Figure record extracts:
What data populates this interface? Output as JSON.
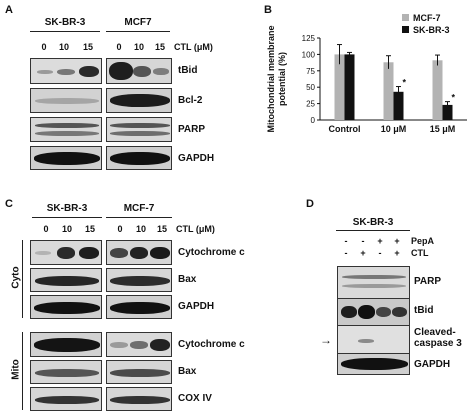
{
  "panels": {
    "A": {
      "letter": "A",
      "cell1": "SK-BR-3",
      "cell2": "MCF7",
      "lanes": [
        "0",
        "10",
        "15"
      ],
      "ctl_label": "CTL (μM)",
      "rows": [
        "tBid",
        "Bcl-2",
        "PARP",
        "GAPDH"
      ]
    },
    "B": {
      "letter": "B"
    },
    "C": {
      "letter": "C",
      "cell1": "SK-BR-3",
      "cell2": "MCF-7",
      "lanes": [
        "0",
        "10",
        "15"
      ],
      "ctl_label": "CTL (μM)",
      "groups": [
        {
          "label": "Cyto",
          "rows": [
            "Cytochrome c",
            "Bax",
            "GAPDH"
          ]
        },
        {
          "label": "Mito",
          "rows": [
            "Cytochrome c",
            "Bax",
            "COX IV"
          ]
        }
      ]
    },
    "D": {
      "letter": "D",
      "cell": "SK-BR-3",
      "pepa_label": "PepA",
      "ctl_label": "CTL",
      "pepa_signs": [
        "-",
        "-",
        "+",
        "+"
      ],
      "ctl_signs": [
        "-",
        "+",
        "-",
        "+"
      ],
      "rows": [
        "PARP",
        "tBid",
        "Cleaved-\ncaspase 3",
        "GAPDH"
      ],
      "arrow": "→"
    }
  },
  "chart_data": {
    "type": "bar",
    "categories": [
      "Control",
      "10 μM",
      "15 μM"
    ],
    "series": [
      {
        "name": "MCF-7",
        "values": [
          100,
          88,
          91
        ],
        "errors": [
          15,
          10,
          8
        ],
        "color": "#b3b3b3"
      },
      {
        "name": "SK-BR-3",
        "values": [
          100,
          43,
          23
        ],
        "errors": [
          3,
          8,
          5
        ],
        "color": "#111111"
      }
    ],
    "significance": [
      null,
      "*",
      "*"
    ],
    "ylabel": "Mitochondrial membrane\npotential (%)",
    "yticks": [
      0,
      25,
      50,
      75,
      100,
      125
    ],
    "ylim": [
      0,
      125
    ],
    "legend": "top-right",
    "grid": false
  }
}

--- What to produce ---
Reproduce all of the data exactly, omitting each picture it holds.

--- Problem solution ---
What data populates this interface? Output as JSON.
{
  "panels": {
    "A": {
      "letter": "A",
      "cell1": "SK-BR-3",
      "cell2": "MCF7",
      "lanes": [
        "0",
        "10",
        "15"
      ],
      "ctl_label": "CTL (μM)",
      "rows": [
        "tBid",
        "Bcl-2",
        "PARP",
        "GAPDH"
      ]
    },
    "B": {
      "letter": "B"
    },
    "C": {
      "letter": "C",
      "cell1": "SK-BR-3",
      "cell2": "MCF-7",
      "lanes": [
        "0",
        "10",
        "15"
      ],
      "ctl_label": "CTL (μM)",
      "groups": [
        {
          "label": "Cyto",
          "rows": [
            "Cytochrome c",
            "Bax",
            "GAPDH"
          ]
        },
        {
          "label": "Mito",
          "rows": [
            "Cytochrome c",
            "Bax",
            "COX IV"
          ]
        }
      ]
    },
    "D": {
      "letter": "D",
      "cell": "SK-BR-3",
      "pepa_label": "PepA",
      "ctl_label": "CTL",
      "pepa_signs": [
        "-",
        "-",
        "+",
        "+"
      ],
      "ctl_signs": [
        "-",
        "+",
        "-",
        "+"
      ],
      "rows": [
        "PARP",
        "tBid",
        "Cleaved-\ncaspase 3",
        "GAPDH"
      ],
      "arrow": "→"
    }
  },
  "chart_data": {
    "type": "bar",
    "categories": [
      "Control",
      "10 μM",
      "15 μM"
    ],
    "series": [
      {
        "name": "MCF-7",
        "values": [
          100,
          88,
          91
        ],
        "errors": [
          15,
          10,
          8
        ],
        "color": "#b3b3b3"
      },
      {
        "name": "SK-BR-3",
        "values": [
          100,
          43,
          23
        ],
        "errors": [
          3,
          8,
          5
        ],
        "color": "#111111"
      }
    ],
    "significance": [
      null,
      "*",
      "*"
    ],
    "ylabel": "Mitochondrial membrane\npotential (%)",
    "yticks": [
      0,
      25,
      50,
      75,
      100,
      125
    ],
    "ylim": [
      0,
      125
    ],
    "legend": "top-right",
    "grid": false
  }
}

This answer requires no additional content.